### Document segment
+++++

Muyi Aina NPHCDA Boss
The Executive Director, National Primary Healthcare Development Agency, (NPHCDA) Dr. Muyi Aina

NPHCDA Pledges to Tackle Cervical Cancer

The National Primary Health Care Development Agency (NPHCDA), yesterday, said the agency would continue to collaborate with the sub-nationals to strengthen routine vaccination for female school children in the effort to reduce cervical cancer in the country.

Executive Director and Chief Executive Officer of the NPHCDA, Dr. Muyi Aina, stated this in Ilorin, Kwara State, yesterday, during the flag-off of free Human Papilloma Virus (HPV) vaccine against cervical cancer among school children in the state.

A total of 787 school children across the three senatorial districts of the state were vaccinated at the event.

The programme was a partnership between the NPHCDA and Kwara State government.

He said, “cervical cancer is the fourth most common cancer in women globally and the second most common cancer affecting women in Nigeria.”

Aina, who was represented by Dr. Sheu Hassan, said the HPV vaccine was a very important vaccine, adding that, “it prevents the human papillomavirus (HPV), which is the most common viral infection of the reproductive tract and causes more than 95 per cent of cases of cervical cancer.”

He said all eligible girls between the ages of 9-14 years across 193 wards in the 16 local government areas of Kwara State would be vaccinated against cervical cancer during the five days programme.

“I believe that together, we will achieve the goal of this exercise. At least 80 per cent eligible girls aged 9 to 14 years will be reached during the five days intensification, after which the HPV vaccines will be accessed by our girls through routine immunisation services in our PHC facilities.

+++++

### Provided information

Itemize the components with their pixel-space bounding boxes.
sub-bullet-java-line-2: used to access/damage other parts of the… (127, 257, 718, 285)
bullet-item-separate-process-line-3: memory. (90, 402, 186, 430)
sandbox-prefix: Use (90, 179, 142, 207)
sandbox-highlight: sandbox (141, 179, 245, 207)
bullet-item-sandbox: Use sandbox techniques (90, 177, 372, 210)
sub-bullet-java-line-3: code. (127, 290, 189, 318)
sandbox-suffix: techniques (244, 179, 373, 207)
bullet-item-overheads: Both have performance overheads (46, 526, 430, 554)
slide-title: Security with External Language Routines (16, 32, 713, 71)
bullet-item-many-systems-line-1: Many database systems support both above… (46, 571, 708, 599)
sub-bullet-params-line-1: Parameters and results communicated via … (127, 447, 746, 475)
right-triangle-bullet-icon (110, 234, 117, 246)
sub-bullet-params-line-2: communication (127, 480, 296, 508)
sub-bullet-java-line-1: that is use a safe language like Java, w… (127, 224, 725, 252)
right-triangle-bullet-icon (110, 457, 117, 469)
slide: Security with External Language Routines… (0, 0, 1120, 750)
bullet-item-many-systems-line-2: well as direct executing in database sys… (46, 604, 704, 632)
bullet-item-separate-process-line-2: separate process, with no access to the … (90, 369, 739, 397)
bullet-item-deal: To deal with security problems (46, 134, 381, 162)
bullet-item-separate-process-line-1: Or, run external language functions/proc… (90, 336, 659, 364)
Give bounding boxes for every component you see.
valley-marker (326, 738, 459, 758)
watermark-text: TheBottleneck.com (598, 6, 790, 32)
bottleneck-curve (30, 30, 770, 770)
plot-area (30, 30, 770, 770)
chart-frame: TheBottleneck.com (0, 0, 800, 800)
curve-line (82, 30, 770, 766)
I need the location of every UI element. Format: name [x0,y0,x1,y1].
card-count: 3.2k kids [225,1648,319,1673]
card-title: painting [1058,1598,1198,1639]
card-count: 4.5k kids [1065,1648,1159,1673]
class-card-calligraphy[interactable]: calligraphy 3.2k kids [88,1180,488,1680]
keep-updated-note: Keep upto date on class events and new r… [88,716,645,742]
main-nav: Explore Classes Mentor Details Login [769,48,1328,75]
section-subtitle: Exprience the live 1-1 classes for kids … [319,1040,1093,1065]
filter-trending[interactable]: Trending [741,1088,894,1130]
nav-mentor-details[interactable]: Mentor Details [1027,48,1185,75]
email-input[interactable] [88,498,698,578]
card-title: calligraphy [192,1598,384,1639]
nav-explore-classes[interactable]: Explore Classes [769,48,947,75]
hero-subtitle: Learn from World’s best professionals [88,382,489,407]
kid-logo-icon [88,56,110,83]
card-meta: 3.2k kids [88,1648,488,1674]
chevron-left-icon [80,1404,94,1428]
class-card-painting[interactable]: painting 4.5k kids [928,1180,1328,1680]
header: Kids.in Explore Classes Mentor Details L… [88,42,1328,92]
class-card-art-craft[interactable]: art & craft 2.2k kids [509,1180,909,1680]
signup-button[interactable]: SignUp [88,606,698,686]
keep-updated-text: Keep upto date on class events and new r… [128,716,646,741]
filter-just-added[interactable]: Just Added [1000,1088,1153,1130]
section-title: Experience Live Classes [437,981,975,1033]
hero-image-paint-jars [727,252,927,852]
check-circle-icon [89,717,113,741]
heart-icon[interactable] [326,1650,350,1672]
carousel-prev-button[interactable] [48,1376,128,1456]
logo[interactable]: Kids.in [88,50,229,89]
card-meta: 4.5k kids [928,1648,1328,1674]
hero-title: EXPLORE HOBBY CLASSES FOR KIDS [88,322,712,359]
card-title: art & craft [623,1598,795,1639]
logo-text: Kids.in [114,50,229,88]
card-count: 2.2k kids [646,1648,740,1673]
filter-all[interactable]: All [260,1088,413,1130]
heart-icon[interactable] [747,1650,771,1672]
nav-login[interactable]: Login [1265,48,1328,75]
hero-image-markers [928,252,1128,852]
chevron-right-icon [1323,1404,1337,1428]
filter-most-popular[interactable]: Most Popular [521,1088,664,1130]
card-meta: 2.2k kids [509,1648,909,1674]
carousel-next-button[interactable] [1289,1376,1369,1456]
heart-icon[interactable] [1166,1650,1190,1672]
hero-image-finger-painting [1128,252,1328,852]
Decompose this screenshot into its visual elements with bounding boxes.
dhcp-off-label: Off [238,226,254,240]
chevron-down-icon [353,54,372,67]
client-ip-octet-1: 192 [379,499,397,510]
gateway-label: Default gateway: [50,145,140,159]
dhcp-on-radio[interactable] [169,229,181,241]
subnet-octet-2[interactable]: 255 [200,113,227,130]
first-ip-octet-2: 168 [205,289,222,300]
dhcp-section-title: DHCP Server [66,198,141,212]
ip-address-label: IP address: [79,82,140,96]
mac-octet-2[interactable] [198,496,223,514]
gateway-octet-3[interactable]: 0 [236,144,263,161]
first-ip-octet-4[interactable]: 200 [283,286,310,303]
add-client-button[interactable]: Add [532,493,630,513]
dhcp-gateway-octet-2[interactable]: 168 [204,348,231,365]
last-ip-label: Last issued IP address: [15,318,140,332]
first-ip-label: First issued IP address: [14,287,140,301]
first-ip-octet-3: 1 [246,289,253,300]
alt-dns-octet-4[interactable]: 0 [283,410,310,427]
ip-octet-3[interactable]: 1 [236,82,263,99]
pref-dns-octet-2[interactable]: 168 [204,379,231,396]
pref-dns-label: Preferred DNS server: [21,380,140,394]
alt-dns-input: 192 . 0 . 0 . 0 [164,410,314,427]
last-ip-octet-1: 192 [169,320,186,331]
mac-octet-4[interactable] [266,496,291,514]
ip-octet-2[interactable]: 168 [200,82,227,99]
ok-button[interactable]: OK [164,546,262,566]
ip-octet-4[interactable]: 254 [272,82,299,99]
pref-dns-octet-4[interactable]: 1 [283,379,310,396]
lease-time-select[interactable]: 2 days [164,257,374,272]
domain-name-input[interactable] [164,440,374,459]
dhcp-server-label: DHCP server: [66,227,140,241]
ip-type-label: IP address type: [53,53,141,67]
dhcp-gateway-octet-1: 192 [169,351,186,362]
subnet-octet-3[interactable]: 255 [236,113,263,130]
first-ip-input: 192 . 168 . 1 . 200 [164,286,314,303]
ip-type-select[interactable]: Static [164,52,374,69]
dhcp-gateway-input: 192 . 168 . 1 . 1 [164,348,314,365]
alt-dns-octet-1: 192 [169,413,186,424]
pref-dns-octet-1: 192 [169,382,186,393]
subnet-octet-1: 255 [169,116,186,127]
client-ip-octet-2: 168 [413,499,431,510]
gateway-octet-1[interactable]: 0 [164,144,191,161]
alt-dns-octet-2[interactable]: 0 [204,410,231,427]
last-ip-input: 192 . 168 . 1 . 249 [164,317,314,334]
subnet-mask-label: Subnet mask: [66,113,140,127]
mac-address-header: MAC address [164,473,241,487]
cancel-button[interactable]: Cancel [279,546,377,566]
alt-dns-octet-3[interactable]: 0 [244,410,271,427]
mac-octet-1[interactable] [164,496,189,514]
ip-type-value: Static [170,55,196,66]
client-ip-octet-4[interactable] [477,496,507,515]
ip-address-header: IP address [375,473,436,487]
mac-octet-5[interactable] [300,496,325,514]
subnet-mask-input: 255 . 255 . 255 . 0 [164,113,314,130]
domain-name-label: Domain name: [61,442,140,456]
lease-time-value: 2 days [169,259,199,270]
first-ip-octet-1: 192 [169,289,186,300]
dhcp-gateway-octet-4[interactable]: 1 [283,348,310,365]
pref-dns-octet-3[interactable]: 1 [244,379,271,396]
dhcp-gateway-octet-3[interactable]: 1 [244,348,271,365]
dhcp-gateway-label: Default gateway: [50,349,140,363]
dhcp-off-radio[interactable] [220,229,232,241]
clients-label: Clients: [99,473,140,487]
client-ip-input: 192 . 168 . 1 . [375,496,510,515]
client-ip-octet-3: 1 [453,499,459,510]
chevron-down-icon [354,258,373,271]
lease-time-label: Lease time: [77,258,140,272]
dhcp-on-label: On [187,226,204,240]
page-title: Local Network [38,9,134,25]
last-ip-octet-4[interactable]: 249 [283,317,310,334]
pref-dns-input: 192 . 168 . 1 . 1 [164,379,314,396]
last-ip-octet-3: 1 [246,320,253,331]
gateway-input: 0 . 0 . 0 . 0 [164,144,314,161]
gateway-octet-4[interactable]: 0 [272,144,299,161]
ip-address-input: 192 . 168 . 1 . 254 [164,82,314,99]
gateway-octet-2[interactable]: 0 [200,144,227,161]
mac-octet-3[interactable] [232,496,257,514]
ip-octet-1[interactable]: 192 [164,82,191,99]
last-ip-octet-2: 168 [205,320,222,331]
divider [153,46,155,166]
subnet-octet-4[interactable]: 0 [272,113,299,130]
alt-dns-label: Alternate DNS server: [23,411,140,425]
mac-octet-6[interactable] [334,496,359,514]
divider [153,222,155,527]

+++++

### Task A
How many school children were vaccinated at the flag-off event in the NPHCDA article?
### Task B
Please repeat the NPHCDA article between "Executive Director and" and "Kwara State government.", inclusive.

### Written solution A
787 school children

### Written solution B
Executive Director and Chief Executive Officer of the NPHCDA, Dr. Muyi Aina, stated this in Ilorin, Kwara State, yesterday, during the flag-off of free Human Papilloma Virus (HPV) vaccine against cervical cancer among school children in the state.

A total of 787 school children across the three senatorial districts of the state were vaccinated at the event.

The programme was a partnership between the NPHCDA and Kwara State government.